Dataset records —
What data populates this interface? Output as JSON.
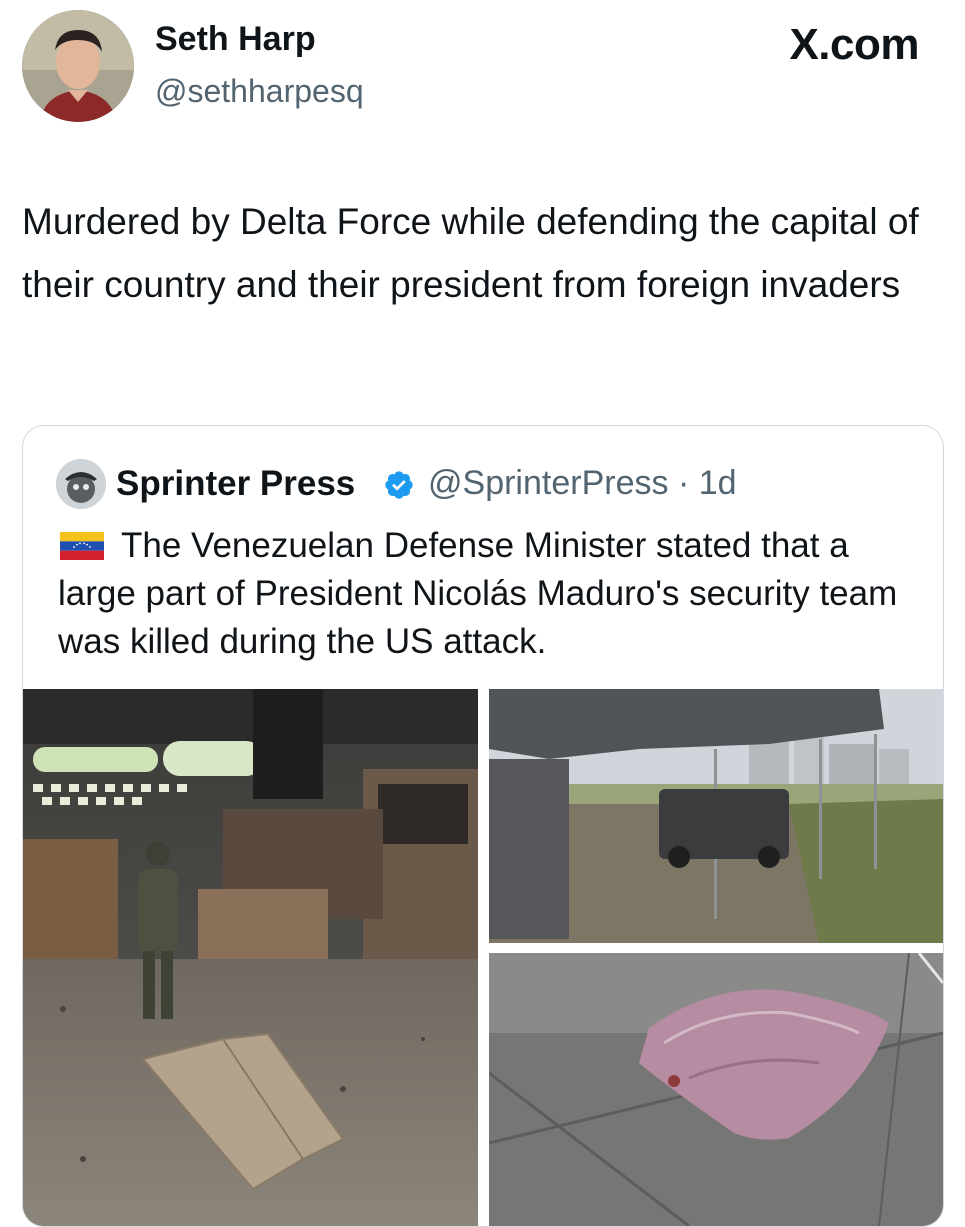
{
  "tweet": {
    "author_name": "Seth Harp",
    "author_handle": "@sethharpesq",
    "brand": "X.com",
    "text": "Murdered by Delta Force while defending the capital of their country and their president from foreign invaders"
  },
  "quoted_tweet": {
    "author_name": "Sprinter Press",
    "verified": true,
    "author_handle": "@SprinterPress",
    "time": "· 1d",
    "flag": "venezuela-flag",
    "text": "The Venezuelan Defense Minister stated that a large part of President Nicolás Maduro's security team was killed during the US attack.",
    "media": [
      {
        "name": "burned-vehicles-garage-photo"
      },
      {
        "name": "damaged-truck-under-tent-photo"
      },
      {
        "name": "covered-body-photo"
      }
    ]
  },
  "colors": {
    "text_primary": "#0f1419",
    "text_secondary": "#536471",
    "border": "#cfd9de",
    "verified_blue": "#1d9bf0"
  }
}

What you should do — Your copy of the data above should match it exactly, except that pictures are left out.

Exercise result —
What data populates this interface? Output as JSON.
{
  "tweet": {
    "author_name": "Seth Harp",
    "author_handle": "@sethharpesq",
    "brand": "X.com",
    "text": "Murdered by Delta Force while defending the capital of their country and their president from foreign invaders"
  },
  "quoted_tweet": {
    "author_name": "Sprinter Press",
    "verified": true,
    "author_handle": "@SprinterPress",
    "time": "· 1d",
    "flag": "venezuela-flag",
    "text": "The Venezuelan Defense Minister stated that a large part of President Nicolás Maduro's security team was killed during the US attack.",
    "media": [
      {
        "name": "burned-vehicles-garage-photo"
      },
      {
        "name": "damaged-truck-under-tent-photo"
      },
      {
        "name": "covered-body-photo"
      }
    ]
  },
  "colors": {
    "text_primary": "#0f1419",
    "text_secondary": "#536471",
    "border": "#cfd9de",
    "verified_blue": "#1d9bf0"
  }
}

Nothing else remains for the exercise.